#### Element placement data

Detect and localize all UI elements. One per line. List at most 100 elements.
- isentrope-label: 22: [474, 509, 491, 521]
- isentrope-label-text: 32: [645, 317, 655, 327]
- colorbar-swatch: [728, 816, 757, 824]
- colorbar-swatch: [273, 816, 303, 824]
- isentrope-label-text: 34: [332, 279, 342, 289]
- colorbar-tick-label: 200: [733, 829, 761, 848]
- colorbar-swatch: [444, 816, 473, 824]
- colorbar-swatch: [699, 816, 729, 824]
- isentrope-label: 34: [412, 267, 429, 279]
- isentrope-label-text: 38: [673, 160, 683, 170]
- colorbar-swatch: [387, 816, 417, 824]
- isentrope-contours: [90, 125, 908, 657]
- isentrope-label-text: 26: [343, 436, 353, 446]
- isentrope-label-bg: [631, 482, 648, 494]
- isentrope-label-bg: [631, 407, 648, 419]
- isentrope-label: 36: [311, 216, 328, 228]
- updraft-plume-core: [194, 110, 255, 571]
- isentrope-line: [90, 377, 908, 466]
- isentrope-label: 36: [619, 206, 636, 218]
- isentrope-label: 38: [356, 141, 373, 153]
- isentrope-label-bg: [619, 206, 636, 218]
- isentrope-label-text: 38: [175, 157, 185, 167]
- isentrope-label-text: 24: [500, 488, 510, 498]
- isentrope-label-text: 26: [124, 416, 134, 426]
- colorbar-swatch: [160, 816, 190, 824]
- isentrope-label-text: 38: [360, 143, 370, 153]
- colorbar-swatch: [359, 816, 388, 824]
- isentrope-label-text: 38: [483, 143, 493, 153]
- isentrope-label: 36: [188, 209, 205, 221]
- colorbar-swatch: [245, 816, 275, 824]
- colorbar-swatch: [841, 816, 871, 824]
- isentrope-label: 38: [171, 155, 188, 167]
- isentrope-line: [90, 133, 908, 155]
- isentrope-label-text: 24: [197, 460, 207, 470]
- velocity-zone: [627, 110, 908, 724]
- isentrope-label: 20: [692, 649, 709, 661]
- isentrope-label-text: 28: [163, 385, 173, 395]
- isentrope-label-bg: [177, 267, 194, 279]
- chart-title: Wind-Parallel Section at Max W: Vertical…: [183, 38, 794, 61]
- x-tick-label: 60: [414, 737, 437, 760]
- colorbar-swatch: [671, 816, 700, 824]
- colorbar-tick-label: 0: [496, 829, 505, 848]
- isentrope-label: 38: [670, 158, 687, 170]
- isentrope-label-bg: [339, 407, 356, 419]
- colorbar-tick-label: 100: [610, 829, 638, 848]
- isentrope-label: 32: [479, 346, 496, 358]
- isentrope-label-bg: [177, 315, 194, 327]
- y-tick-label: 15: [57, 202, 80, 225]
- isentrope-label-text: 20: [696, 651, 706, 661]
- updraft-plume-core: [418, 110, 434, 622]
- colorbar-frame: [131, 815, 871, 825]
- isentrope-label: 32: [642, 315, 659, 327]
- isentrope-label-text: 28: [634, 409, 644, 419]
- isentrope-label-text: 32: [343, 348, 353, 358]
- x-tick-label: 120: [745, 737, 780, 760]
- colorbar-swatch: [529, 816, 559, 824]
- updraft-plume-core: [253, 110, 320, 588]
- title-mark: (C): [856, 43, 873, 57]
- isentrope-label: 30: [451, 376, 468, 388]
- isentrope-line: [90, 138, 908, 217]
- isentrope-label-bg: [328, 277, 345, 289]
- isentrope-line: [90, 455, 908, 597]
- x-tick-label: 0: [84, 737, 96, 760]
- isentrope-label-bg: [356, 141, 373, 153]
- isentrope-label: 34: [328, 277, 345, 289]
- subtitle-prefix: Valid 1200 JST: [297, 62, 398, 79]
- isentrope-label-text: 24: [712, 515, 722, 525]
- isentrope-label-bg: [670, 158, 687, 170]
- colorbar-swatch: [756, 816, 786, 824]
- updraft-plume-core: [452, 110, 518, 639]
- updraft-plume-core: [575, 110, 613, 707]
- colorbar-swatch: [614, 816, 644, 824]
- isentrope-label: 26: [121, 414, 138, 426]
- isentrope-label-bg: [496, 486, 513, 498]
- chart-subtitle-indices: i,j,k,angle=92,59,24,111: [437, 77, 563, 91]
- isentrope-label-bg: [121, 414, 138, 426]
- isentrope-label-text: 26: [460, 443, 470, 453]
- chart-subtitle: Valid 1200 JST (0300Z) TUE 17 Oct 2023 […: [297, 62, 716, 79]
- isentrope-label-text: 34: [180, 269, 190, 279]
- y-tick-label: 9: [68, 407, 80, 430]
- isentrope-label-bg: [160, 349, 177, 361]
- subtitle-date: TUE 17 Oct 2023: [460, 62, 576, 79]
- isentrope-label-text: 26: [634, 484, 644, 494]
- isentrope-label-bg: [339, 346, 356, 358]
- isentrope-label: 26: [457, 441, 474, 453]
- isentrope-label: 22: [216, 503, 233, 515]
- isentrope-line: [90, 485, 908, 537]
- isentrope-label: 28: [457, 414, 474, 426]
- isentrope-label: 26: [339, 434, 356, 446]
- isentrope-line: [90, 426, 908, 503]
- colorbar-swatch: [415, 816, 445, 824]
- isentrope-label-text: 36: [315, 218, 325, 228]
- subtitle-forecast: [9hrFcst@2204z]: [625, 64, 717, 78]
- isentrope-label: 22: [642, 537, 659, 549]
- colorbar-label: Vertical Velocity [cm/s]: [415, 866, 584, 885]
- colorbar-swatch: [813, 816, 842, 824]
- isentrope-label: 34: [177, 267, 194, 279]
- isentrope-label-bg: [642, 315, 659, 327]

#### STATED GOAL
Copy out the material word for word, beginning with its first line and ending with the line that contains "- colorbar-swatch: [273, 816, 303, 824]".

#### EXERCISE SOLUTION
Detect and localize all UI elements. One per line. List at most 100 elements.
- isentrope-label: 22: [474, 509, 491, 521]
- isentrope-label-text: 32: [645, 317, 655, 327]
- colorbar-swatch: [728, 816, 757, 824]
- colorbar-swatch: [273, 816, 303, 824]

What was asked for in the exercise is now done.